[Saved entries]
· · · ·

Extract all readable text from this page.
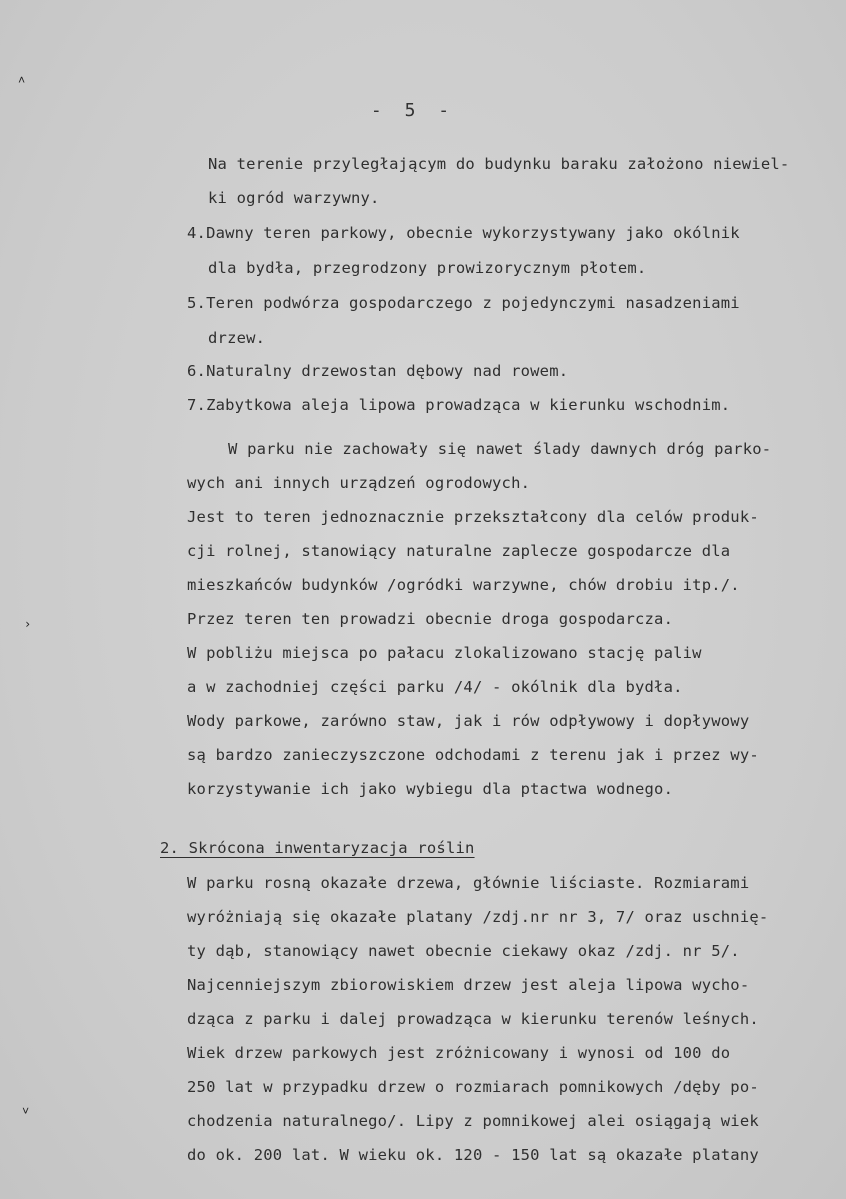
˄
›
˅
- 5 -
Na terenie przyległającym do budynku baraku założono niewiel-
ki ogród warzywny.
4.Dawny teren parkowy, obecnie wykorzystywany jako okólnik
dla bydła, przegrodzony prowizorycznym płotem.
5.Teren podwórza gospodarczego z pojedynczymi nasadzeniami
drzew.
6.Naturalny drzewostan dębowy nad rowem.
7.Zabytkowa aleja lipowa prowadząca w kierunku wschodnim.
W parku nie zachowały się nawet ślady dawnych dróg parko-
wych ani innych urządzeń ogrodowych.
Jest to teren jednoznacznie przekształcony dla celów produk-
cji rolnej, stanowiący naturalne zaplecze gospodarcze dla
mieszkańców budynków /ogródki warzywne, chów drobiu itp./.
Przez teren ten prowadzi obecnie droga gospodarcza.
W pobliżu miejsca po pałacu zlokalizowano stację paliw
a w zachodniej części parku /4/ - okólnik dla bydła.
Wody parkowe, zarówno staw, jak i rów odpływowy i dopływowy
są bardzo zanieczyszczone odchodami z terenu jak i przez wy-
korzystywanie ich jako wybiegu dla ptactwa wodnego.
2. Skrócona inwentaryzacja roślin
W parku rosną okazałe drzewa, głównie liściaste. Rozmiarami
wyróżniają się okazałe platany /zdj.nr nr 3, 7/ oraz uschnię-
ty dąb, stanowiący nawet obecnie ciekawy okaz /zdj. nr 5/.
Najcenniejszym zbiorowiskiem drzew jest aleja lipowa wycho-
dząca z parku i dalej prowadząca w kierunku terenów leśnych.
Wiek drzew parkowych jest zróżnicowany i wynosi od 100 do
250 lat w przypadku drzew o rozmiarach pomnikowych /dęby po-
chodzenia naturalnego/. Lipy z pomnikowej alei osiągają wiek
do ok. 200 lat. W wieku ok. 120 - 150 lat są okazałe platany
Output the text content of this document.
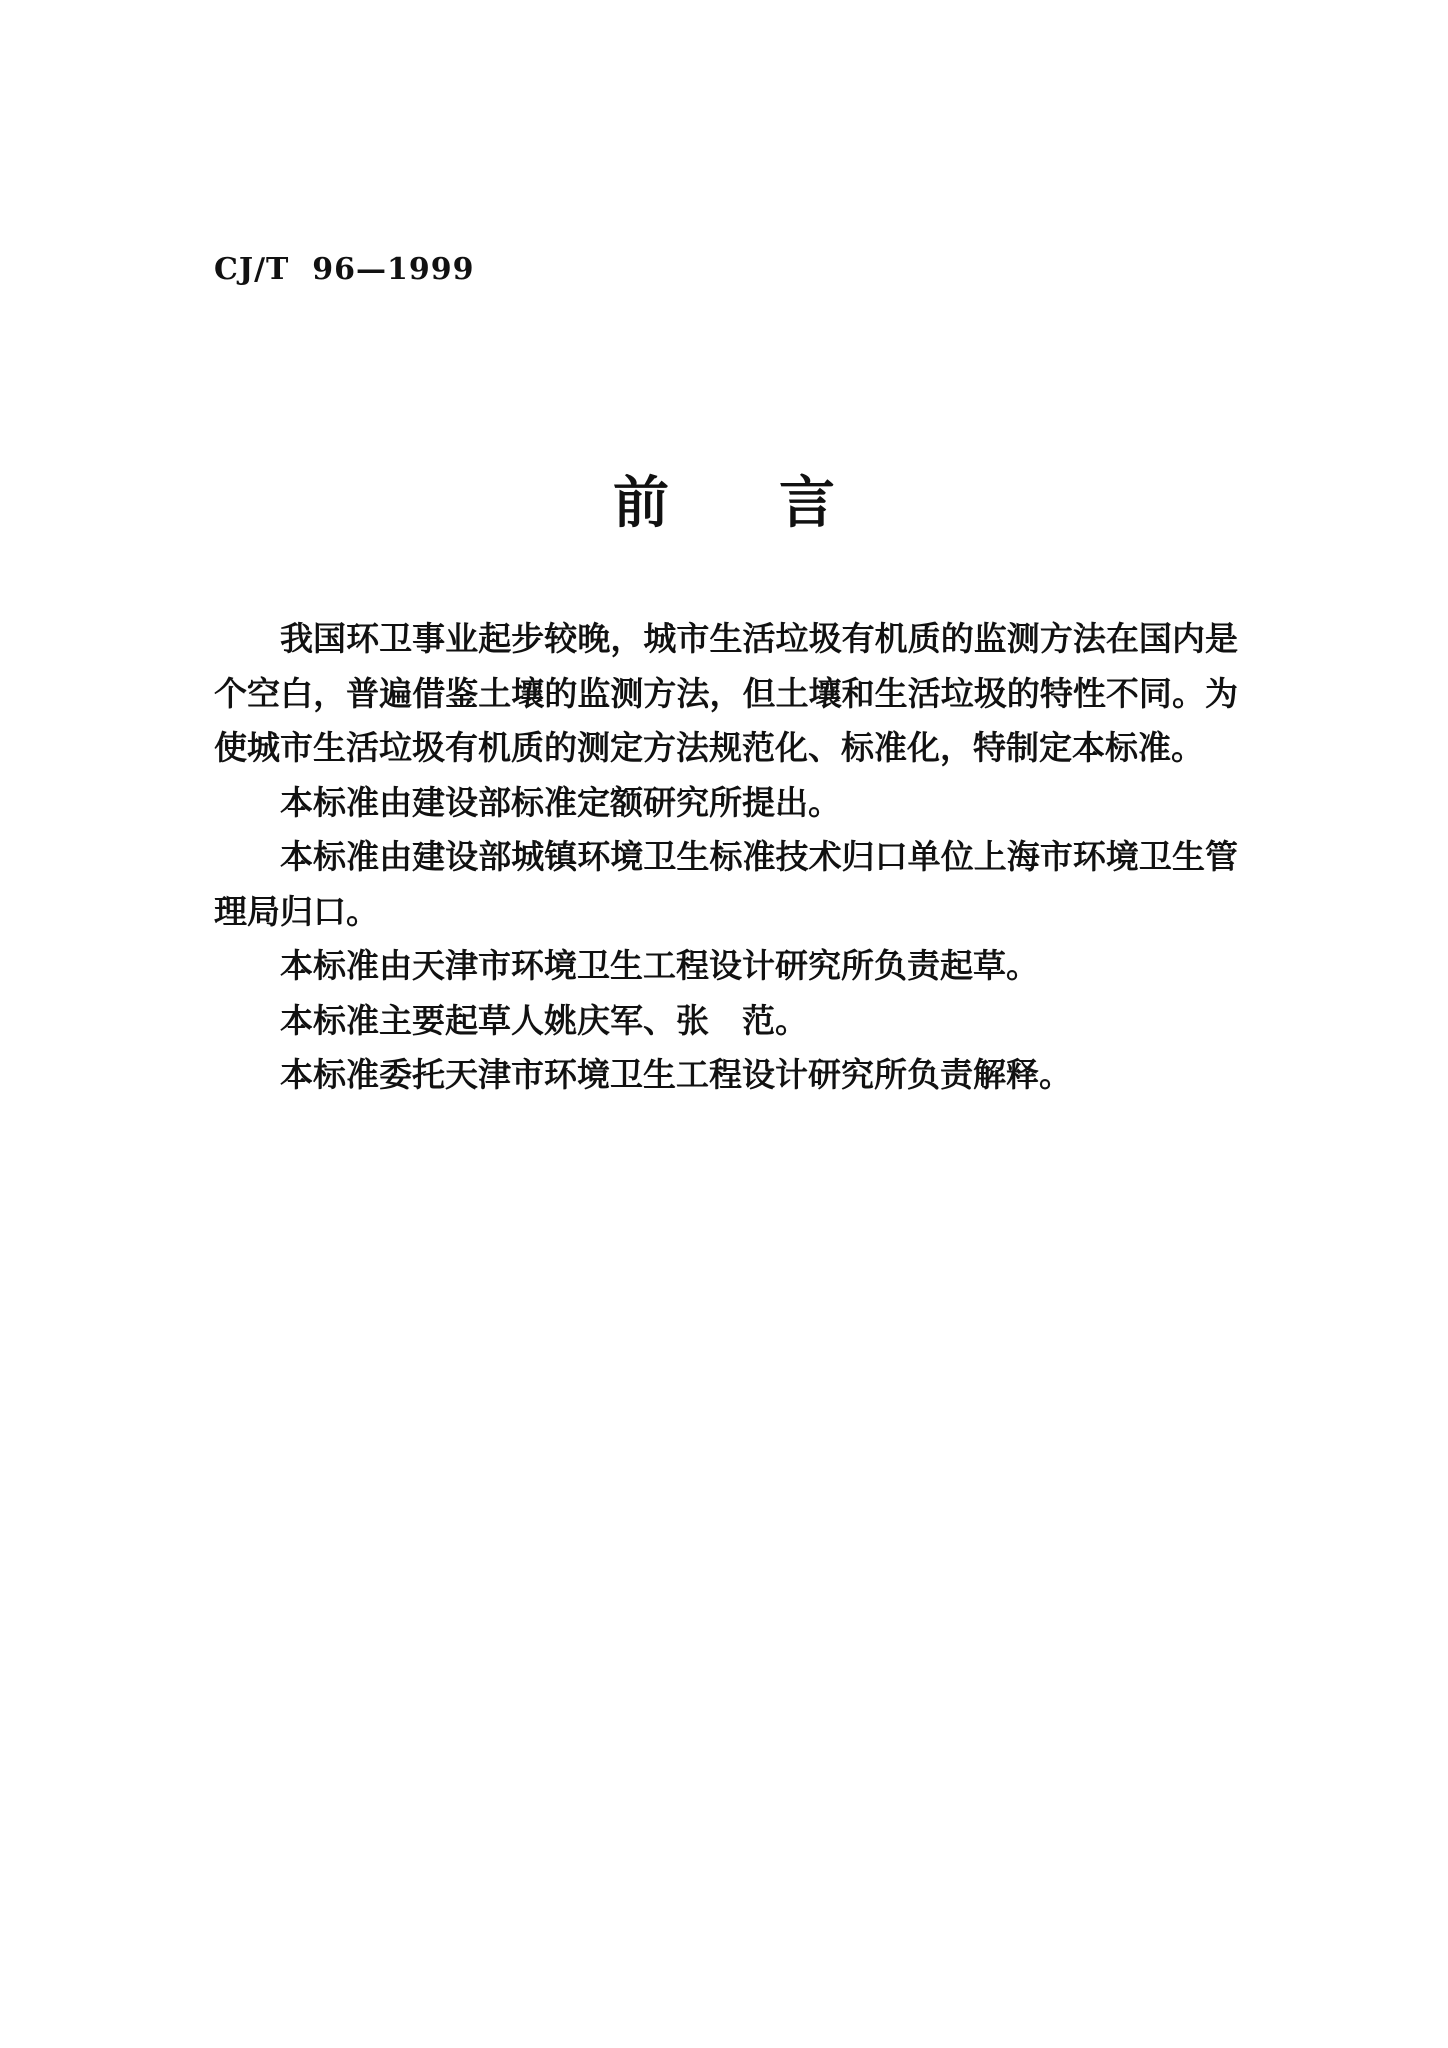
CJ/T  96—1999
前言

我国环卫事业起步较晚，城市生活垃圾有机质的监测方法在国内是个空白，普遍借鉴土壤的监测方法，但土壤和生活垃圾的特性不同。为使城市生活垃圾有机质的测定方法规范化、标准化，特制定本标准。

本标准由建设部标准定额研究所提出。

本标准由建设部城镇环境卫生标准技术归口单位上海市环境卫生管理局归口。

本标准由天津市环境卫生工程设计研究所负责起草。

本标准主要起草人姚庆军、张　范。

本标准委托天津市环境卫生工程设计研究所负责解释。
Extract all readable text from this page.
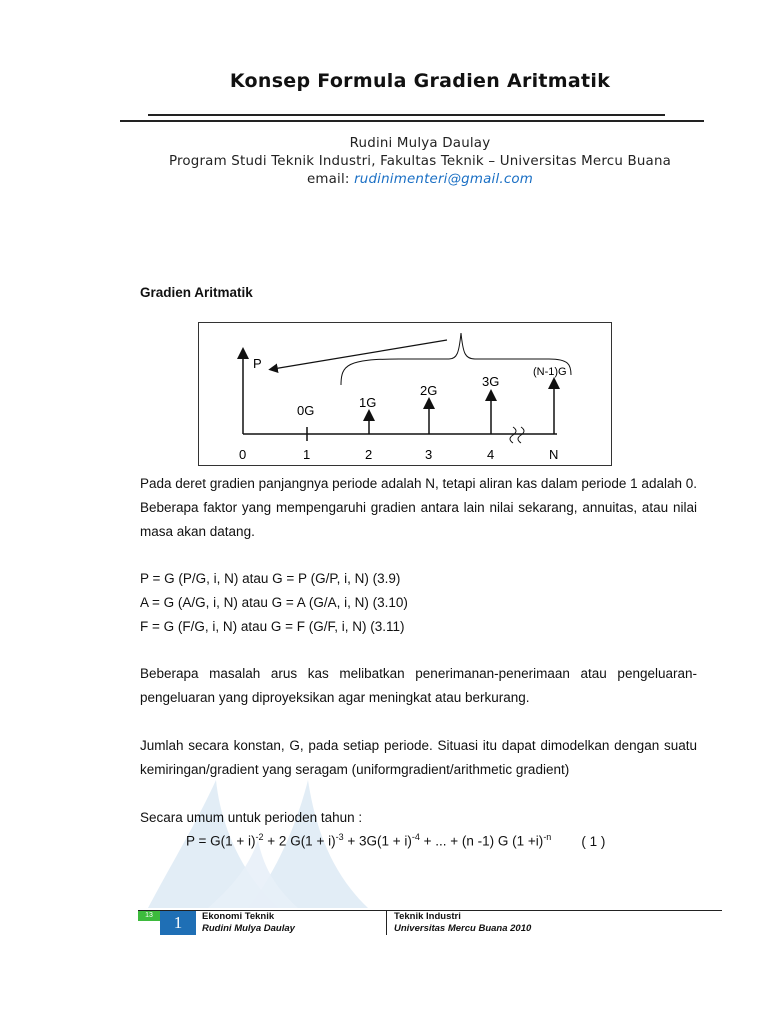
Konsep Formula Gradien Aritmatik
Rudini Mulya Daulay
Program Studi Teknik Industri, Fakultas Teknik – Universitas Mercu Buana
email: rudinimenteri@gmail.com
Gradien Aritmatik
P
0G
1G
2G
3G
(N-1)G
0	1	2	3	4	N
Pada deret gradien panjangnya periode adalah N, tetapi aliran kas dalam periode 1 adalah 0. Beberapa faktor yang mempengaruhi gradien antara lain nilai sekarang, annuitas, atau nilai masa akan datang.
P = G (P/G, i, N) atau G = P (G/P, i, N) (3.9)
A = G (A/G, i, N) atau G = A (G/A, i, N) (3.10)
F = G (F/G, i, N) atau G = F (G/F, i, N) (3.11)
Beberapa masalah arus kas melibatkan penerimanan-penerimaan atau pengeluaran-pengeluaran yang diproyeksikan agar meningkat atau berkurang.
Jumlah secara konstan, G, pada setiap periode. Situasi itu dapat dimodelkan dengan suatu kemiringan/gradient yang seragam (uniformgradient/arithmetic gradient)
Secara umum untuk perioden tahun :
$P = G(1 + i)^{-2} + 2$ $G(1 + i)^{-3} + 3G(1 + i)^{-4}$ + ... + (n -1) G $(1 +i)^{-n}$ ( 1 )
13	1	Ekonomi Teknik
Rudini Mulya Daulay
Teknik Industri
Universitas Mercu Buana 2010
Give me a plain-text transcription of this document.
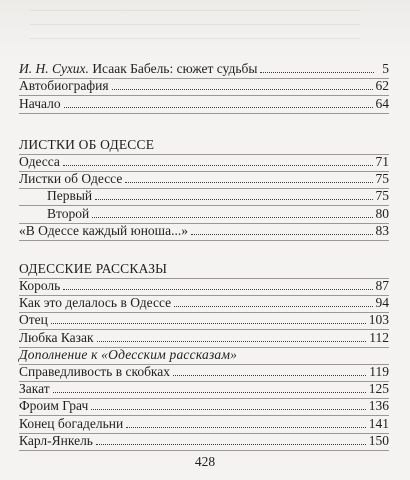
И. Н. Сухих. Исаак Бабель: сюжет судьбы	5
Автобиография	62
Начало	64
ЛИСТКИ ОБ ОДЕССЕ
Одесса	71
Листки об Одессе	75
Первый	75
Второй	80
«В Одессе каждый юноша...»	83
ОДЕССКИЕ РАССКАЗЫ
Король	87
Как это делалось в Одессе	94
Отец	103
Любка Казак	112
Дополнение к «Одесским рассказам»
Справедливость в скобках	119
Закат	125
Фроим Грач	136
Конец богадельни	141
Карл-Янкель	150
428
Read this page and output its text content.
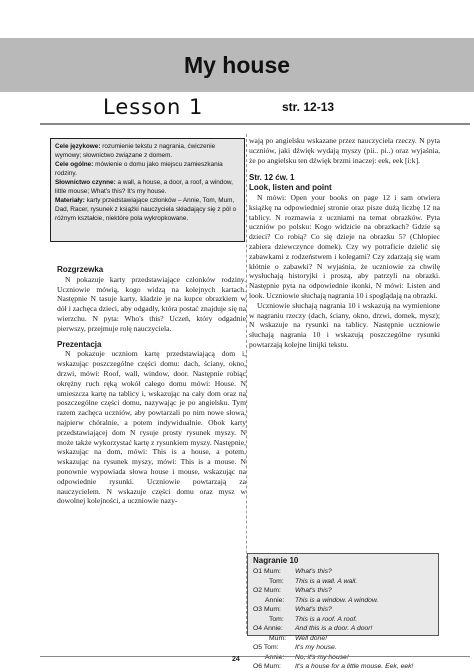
My house
Lesson 1	str. 12-13

Cele językowe: rozumienie tekstu z nagrania, ćwiczenie wymowy; słownictwo związane z domem.

Cele ogólne: mówienie o domu jako miejscu zamieszkania rodziny.

Słownictwo czynne: a wall, a house, a door, a roof, a window, little mouse; What's this? It's my house.

Materiały: karty przedstawiające członków – Annie, Tom, Mum, Dad, Racer, rysunek z książki nauczyciela składający się z pól o różnym kształcie, niektóre pola wykropkowane.

Rozgrzewka

N pokazuje karty przedstawiające członków rodziny. Uczniowie mówią, kogo widzą na kolejnych kartach. Następnie N tasuje karty, kładzie je na kupce obrazkiem w dół i zachęca dzieci, aby odgadły, która postać znajduje się na wierzchu. N pyta: Who's this? Uczeń, który odgadnie pierwszy, przejmuje rolę nauczyciela.

Prezentacja

N pokazuje uczniom kartę przedstawiającą dom i, wskazując poszczególne części domu: dach, ściany, okno, drzwi, mówi: Roof, wall, window, door. Następnie robiąc okrężny ruch ręką wokół całego domu mówi: House. N umieszcza kartę na tablicy i, wskazując na cały dom oraz na poszczególne części domu, nazywając je po angielsku. Tym razem zachęca uczniów, aby powtarzali po nim nowe słowa, najpierw chóralnie, a potem indywidualnie. Obok karty przedstawiającej dom N rysuje prosty rysunek myszy. N może także wykorzystać kartę z rysunkiem myszy. Następnie, wskazując na dom, mówi: This is a house, a potem, wskazując na rysunek myszy, mówi: This is a mouse. N ponownie wypowiada słowa house i mouse, wskazując na odpowiednie rysunki. Uczniowie powtarzają za nauczycielem. N wskazuje części domu oraz mysz w dowolnej kolejności, a uczniowie nazy-

wają po angielsku wskazane przez nauczyciela rzeczy. N pyta uczniów, jaki dźwięk wydają myszy (pii.. pi..) oraz wyjaśnia, że po angielsku ten dźwięk brzmi inaczej: eek, eek [i:k].

Str. 12 ćw. 1

Look, listen and point

N mówi: Open your books on page 12 i sam otwiera książkę na odpowiedniej stronie oraz pisze dużą liczbę 12 na tablicy. N rozmawia z uczniami na temat obrazków. Pyta uczniów po polsku: Kogo widzicie na obrazkach? Gdzie są dzieci? Co robią? Co się dzieje na obrazku 5? (Chłopiec zabiera dziewczynce domek). Czy wy potraficie dzielić się zabawkami z rodzeństwem i kolegami? Czy zdarzają się wam kłótnie o zabawki? N wyjaśnia, że uczniowie za chwilę wysłuchają historyjki i proszą, aby patrzyli na obrazki. Następnie pyta na odpowiednie ikonki, N mówi: Listen and look. Uczniowie słuchają nagrania 10 i spoglądają na obrazki.

Uczniowie słuchają nagrania 10 i wskazują na wymienione w nagraniu rzeczy (dach, ściany, okno, drzwi, domek, mysz); N wskazuje na rysunki na tablicy. Następnie uczniowie słuchają nagrania 10 i wskazują poszczególne rysunki powtarzają kolejne linijki tekstu.

Nagranie 10

O1 Mum: What's this?
Tom: This is a wall. A wall.
O2 Mum: What's this?
Annie: This is a window. A window.
O3 Mum: What's this?
Tom: This is a roof. A roof.
O4 Annie: And this is a door. A door!
Mum: Well done!
O5 Tom: It's my house.
Annie: No, it's my house!
O6 Mum: It's a house for a little mouse. Eek, eek!
24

· · · ·

> [Work to do]:
Which lines of the material contain the string "okólnik"? List each of them.

> [Answer for the task]:
4.Dawny teren parkowy, obecnie wykorzystywany jako okólnik
a w zachodniej części parku /4/ - okólnik dla bydła.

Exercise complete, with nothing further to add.